(Recorded data)
+ + + +

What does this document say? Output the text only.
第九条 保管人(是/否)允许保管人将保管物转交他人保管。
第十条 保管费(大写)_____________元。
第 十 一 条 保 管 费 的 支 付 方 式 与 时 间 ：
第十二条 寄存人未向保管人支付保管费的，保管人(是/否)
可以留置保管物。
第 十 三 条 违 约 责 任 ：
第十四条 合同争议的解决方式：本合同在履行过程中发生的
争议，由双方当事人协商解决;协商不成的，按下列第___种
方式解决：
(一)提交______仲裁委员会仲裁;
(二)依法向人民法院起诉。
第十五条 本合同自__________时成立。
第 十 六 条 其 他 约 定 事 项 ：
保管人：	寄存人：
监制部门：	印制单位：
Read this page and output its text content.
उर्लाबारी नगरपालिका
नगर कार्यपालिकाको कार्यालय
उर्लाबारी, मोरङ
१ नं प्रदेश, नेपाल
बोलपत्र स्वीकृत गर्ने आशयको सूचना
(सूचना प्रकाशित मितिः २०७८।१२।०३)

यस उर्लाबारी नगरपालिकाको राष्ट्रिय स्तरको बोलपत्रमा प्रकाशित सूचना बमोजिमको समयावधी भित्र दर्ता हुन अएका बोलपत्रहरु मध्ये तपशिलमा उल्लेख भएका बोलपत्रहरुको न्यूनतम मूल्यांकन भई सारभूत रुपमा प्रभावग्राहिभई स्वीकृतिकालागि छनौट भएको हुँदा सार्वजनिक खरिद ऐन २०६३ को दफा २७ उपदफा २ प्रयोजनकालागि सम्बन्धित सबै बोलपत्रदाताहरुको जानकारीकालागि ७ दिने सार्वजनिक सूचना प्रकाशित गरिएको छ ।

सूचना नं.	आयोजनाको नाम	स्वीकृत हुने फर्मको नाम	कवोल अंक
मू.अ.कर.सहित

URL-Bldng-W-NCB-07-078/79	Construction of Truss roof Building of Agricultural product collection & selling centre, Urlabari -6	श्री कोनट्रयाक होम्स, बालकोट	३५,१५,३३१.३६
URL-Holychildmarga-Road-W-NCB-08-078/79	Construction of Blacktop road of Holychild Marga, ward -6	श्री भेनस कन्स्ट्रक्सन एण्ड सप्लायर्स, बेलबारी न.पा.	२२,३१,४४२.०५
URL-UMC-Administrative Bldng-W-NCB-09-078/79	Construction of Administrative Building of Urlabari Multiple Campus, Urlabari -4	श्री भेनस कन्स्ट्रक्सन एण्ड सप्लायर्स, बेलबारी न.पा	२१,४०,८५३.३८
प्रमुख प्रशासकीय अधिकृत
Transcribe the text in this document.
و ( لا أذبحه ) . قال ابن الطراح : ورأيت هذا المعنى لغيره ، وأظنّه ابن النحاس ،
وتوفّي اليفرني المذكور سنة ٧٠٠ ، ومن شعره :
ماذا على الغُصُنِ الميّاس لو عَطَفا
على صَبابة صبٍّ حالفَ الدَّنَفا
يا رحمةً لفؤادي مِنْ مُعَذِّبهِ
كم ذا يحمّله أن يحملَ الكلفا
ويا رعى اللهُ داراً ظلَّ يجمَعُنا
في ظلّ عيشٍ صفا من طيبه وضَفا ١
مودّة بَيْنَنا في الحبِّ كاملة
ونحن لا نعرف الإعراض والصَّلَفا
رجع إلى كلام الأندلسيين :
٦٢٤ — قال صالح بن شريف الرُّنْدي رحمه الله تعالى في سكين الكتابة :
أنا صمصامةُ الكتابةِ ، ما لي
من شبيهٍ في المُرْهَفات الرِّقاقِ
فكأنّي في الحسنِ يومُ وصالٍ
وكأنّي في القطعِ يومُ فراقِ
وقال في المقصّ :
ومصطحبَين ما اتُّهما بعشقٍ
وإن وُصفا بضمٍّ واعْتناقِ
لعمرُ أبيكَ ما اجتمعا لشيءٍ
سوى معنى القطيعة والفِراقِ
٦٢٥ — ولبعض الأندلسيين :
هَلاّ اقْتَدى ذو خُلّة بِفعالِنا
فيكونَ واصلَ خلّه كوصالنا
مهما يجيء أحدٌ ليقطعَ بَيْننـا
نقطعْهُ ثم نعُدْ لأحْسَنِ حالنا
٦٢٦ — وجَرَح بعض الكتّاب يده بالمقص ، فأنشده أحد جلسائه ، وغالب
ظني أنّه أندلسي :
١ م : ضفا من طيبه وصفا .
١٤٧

+ + + +

## WHAT THE TASK ASKS
Check every line for "Construction" and show the ones that have it.

## COMPLETE OUTPUT
URL-Bldng-W-NCB-07-078/79	Construction of Truss roof Building of Agricultural product collection & selling centre, Urlabari -6	श्री कोनट्रयाक होम्स, बालकोट	३५,१५,३३१.३६
URL-Holychildmarga-Road-W-NCB-08-078/79	Construction of Blacktop road of Holychild Marga, ward -6	श्री भेनस कन्स्ट्रक्सन एण्ड सप्लायर्स, बेलबारी न.पा.	२२,३१,४४२.०५
URL-UMC-Administrative Bldng-W-NCB-09-078/79	Construction of Administrative Building of Urlabari Multiple Campus, Urlabari -4	श्री भेनस कन्स्ट्रक्सन एण्ड सप्लायर्स, बेलबारी न.पा	२१,४०,८५३.३८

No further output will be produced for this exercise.